SET PROBLEM:
Please copy exactly the lines that begin with the one containing "Extract the structured" and end with the last line of the entries.

(Saved data entries)
------------------------------------

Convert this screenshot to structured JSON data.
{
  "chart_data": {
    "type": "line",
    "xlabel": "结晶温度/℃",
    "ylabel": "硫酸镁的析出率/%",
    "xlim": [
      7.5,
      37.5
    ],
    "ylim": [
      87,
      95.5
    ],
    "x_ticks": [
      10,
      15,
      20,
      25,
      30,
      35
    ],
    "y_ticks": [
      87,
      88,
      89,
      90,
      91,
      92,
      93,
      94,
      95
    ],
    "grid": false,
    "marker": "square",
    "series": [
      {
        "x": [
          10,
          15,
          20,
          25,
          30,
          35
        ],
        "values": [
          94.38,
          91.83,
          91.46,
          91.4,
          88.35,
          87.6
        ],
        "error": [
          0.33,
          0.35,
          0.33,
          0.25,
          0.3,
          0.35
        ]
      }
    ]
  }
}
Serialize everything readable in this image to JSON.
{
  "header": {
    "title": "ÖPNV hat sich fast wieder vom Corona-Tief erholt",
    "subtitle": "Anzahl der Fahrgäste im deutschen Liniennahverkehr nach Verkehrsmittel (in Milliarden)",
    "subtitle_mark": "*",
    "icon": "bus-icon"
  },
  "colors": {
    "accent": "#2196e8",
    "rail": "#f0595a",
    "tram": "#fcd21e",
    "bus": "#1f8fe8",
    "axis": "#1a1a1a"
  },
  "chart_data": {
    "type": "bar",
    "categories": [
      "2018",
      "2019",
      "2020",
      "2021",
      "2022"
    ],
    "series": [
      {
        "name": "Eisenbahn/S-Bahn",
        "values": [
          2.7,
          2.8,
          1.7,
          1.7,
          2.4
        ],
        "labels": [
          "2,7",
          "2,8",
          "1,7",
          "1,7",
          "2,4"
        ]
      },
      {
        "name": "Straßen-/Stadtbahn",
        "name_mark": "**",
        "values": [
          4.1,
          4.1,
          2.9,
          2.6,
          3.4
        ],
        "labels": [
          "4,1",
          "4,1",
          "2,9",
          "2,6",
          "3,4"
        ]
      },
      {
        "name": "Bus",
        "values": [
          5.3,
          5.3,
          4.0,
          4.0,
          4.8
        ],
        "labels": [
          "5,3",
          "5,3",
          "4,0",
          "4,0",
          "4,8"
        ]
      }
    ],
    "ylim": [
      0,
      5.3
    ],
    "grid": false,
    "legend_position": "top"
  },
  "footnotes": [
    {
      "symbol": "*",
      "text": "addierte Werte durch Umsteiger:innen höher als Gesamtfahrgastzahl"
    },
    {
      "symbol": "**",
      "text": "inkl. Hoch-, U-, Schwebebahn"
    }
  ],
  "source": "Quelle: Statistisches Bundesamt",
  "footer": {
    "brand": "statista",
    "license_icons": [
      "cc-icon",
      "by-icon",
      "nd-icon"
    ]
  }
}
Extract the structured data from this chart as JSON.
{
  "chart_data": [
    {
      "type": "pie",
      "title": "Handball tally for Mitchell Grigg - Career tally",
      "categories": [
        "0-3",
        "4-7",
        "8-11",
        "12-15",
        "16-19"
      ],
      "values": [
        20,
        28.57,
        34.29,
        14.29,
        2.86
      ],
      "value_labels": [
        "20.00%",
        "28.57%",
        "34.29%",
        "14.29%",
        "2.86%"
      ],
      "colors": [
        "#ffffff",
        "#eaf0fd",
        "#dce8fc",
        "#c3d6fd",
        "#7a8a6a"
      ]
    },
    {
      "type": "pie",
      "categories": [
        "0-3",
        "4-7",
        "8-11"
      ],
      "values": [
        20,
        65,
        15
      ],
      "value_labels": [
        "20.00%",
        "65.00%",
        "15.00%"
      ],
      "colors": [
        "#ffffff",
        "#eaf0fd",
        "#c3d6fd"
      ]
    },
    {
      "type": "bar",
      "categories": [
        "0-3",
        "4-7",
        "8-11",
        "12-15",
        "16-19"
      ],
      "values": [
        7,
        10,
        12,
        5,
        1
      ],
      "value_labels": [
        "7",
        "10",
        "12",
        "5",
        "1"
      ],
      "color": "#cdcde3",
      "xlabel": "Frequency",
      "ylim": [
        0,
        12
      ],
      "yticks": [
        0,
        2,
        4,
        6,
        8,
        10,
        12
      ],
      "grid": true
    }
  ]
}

------------------------------------

ANSWER:
Extract the structured data from this chart as JSON.
{
  "chart_data": [
    {
      "type": "pie",
      "title": "Handball tally for Mitchell Grigg - Career tally",
      "categories": [
        "0-3",
        "4-7",
        "8-11",
        "12-15",
        "16-19"
      ],
      "values": [
        20,
        28.57,
        34.29,
        14.29,
        2.86
      ],
      "value_labels": [
        "20.00%",
        "28.57%",
        "34.29%",
        "14.29%",
        "2.86%"
      ],
      "colors": [
        "#ffffff",
        "#eaf0fd",
        "#dce8fc",
        "#c3d6fd",
        "#7a8a6a"
      ]
    },
    {
      "type": "pie",
      "categories": [
        "0-3",
        "4-7",
        "8-11"
      ],
      "values": [
        20,
        65,
        15
      ],
      "value_labels": [
        "20.00%",
        "65.00%",
        "15.00%"
      ],
      "colors": [
        "#ffffff",
        "#eaf0fd",
        "#c3d6fd"
      ]
    },
    {
      "type": "bar",
      "categories": [
        "0-3",
        "4-7",
        "8-11",
        "12-15",
        "16-19"
      ],
      "values": [
        7,
        10,
        12,
        5,
        1
      ],
      "value_labels": [
        "7",
        "10",
        "12",
        "5",
        "1"
      ],
      "color": "#cdcde3",
      "xlabel": "Frequency",
      "ylim": [
        0,
        12
      ],
      "yticks": [
        0,
        2,
        4,
        6,
        8,
        10,
        12
      ],
      "grid": true
    }
  ]
}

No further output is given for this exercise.